Your task is to repeat, word for word, the line containing "Decode this image" and all lines that follow it to the end of the material, and no other lines.

-- begin Provided entries --

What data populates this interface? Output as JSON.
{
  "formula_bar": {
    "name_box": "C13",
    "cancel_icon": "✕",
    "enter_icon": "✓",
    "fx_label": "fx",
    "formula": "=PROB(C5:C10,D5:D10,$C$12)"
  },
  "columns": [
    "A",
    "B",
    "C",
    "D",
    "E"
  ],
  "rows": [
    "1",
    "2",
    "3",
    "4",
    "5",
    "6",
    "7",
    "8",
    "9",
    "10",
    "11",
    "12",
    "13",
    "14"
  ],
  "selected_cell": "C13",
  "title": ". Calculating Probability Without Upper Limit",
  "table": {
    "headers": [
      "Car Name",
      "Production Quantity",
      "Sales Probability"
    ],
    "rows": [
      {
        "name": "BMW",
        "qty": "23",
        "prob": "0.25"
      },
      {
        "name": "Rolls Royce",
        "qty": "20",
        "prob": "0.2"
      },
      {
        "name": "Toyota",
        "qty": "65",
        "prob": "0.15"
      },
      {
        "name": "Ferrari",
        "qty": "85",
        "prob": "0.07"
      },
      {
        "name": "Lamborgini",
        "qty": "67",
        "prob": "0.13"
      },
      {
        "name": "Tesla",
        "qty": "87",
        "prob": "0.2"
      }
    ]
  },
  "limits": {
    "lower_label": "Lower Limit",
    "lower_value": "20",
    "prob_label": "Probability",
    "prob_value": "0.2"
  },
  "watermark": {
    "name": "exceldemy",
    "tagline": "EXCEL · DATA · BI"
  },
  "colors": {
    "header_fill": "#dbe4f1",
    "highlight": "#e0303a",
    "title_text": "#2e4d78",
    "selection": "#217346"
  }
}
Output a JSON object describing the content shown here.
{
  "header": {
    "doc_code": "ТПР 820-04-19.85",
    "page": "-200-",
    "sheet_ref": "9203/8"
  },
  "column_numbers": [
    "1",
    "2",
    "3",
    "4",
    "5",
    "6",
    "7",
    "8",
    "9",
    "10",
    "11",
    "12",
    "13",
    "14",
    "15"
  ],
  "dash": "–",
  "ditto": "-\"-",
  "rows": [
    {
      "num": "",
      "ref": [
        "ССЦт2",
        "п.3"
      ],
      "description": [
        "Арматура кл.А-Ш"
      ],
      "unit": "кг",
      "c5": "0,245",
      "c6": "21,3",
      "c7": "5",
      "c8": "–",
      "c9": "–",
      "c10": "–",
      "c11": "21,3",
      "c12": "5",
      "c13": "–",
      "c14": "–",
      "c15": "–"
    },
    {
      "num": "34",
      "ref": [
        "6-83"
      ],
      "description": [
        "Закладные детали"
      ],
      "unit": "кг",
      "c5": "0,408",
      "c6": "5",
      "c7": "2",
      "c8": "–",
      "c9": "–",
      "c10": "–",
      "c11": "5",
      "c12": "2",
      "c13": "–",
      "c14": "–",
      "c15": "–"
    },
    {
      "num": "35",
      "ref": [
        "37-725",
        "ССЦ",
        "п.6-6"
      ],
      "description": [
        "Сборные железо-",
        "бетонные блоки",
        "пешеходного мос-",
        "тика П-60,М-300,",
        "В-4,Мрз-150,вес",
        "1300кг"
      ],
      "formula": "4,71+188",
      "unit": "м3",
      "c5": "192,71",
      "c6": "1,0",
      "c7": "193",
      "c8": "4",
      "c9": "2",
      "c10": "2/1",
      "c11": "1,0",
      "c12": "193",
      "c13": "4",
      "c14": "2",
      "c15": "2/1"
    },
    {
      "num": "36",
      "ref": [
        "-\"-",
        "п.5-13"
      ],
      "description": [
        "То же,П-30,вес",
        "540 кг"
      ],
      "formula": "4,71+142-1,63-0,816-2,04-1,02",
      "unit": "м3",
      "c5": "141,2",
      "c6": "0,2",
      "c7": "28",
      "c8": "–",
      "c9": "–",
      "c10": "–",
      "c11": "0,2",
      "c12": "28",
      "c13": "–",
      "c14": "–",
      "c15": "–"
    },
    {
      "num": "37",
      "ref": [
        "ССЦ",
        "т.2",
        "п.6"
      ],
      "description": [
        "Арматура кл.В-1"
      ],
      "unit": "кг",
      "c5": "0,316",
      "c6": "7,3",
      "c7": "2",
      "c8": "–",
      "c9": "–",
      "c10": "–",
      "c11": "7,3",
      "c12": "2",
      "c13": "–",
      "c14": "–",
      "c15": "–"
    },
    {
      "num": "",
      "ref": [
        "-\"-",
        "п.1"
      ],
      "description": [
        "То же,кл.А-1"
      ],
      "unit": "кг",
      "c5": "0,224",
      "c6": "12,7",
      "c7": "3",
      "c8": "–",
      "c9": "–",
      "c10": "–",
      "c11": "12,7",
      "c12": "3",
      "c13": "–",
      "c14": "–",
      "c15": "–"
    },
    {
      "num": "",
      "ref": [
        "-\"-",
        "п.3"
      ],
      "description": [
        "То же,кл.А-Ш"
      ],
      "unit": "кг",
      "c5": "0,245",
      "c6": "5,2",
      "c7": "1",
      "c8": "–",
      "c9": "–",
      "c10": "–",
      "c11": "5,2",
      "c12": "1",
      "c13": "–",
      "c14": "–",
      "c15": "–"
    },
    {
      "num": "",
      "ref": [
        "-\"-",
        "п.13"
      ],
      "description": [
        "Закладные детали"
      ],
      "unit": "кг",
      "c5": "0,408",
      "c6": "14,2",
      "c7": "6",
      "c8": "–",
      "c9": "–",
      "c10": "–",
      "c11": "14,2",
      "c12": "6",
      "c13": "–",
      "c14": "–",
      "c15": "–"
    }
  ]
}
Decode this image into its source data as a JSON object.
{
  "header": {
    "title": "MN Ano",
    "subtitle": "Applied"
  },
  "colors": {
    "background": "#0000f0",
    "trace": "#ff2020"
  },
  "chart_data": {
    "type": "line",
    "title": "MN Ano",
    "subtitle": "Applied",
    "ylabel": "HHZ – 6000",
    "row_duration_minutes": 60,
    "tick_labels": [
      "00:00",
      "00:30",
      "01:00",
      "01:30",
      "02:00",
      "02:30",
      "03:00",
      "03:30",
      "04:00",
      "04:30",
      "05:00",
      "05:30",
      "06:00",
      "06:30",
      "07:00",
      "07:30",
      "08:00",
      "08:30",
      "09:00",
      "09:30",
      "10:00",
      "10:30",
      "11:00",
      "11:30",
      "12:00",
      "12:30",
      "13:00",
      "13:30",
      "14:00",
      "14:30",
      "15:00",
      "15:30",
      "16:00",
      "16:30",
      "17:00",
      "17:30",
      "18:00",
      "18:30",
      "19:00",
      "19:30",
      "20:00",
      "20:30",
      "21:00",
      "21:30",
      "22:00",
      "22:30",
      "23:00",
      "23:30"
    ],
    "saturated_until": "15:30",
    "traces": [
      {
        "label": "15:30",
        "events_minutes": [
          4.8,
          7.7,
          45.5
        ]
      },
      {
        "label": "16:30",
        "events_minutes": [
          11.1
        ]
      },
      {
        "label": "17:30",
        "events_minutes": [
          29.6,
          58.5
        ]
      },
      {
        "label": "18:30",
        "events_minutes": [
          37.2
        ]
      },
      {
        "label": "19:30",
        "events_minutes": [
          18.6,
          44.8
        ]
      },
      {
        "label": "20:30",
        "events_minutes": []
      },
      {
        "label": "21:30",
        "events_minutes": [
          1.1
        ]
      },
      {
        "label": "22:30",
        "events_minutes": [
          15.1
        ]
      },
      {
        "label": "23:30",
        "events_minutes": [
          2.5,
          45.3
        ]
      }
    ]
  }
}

-- end Provided entries --

▶ **Task solution**:
Decode this image into its source data as a JSON object.
{
  "header": {
    "title": "MN Ano",
    "subtitle": "Applied"
  },
  "colors": {
    "background": "#0000f0",
    "trace": "#ff2020"
  },
  "chart_data": {
    "type": "line",
    "title": "MN Ano",
    "subtitle": "Applied",
    "ylabel": "HHZ – 6000",
    "row_duration_minutes": 60,
    "tick_labels": [
      "00:00",
      "00:30",
      "01:00",
      "01:30",
      "02:00",
      "02:30",
      "03:00",
      "03:30",
      "04:00",
      "04:30",
      "05:00",
      "05:30",
      "06:00",
      "06:30",
      "07:00",
      "07:30",
      "08:00",
      "08:30",
      "09:00",
      "09:30",
      "10:00",
      "10:30",
      "11:00",
      "11:30",
      "12:00",
      "12:30",
      "13:00",
      "13:30",
      "14:00",
      "14:30",
      "15:00",
      "15:30",
      "16:00",
      "16:30",
      "17:00",
      "17:30",
      "18:00",
      "18:30",
      "19:00",
      "19:30",
      "20:00",
      "20:30",
      "21:00",
      "21:30",
      "22:00",
      "22:30",
      "23:00",
      "23:30"
    ],
    "saturated_until": "15:30",
    "traces": [
      {
        "label": "15:30",
        "events_minutes": [
          4.8,
          7.7,
          45.5
        ]
      },
      {
        "label": "16:30",
        "events_minutes": [
          11.1
        ]
      },
      {
        "label": "17:30",
        "events_minutes": [
          29.6,
          58.5
        ]
      },
      {
        "label": "18:30",
        "events_minutes": [
          37.2
        ]
      },
      {
        "label": "19:30",
        "events_minutes": [
          18.6,
          44.8
        ]
      },
      {
        "label": "20:30",
        "events_minutes": []
      },
      {
        "label": "21:30",
        "events_minutes": [
          1.1
        ]
      },
      {
        "label": "22:30",
        "events_minutes": [
          15.1
        ]
      },
      {
        "label": "23:30",
        "events_minutes": [
          2.5,
          45.3
        ]
      }
    ]
  }
}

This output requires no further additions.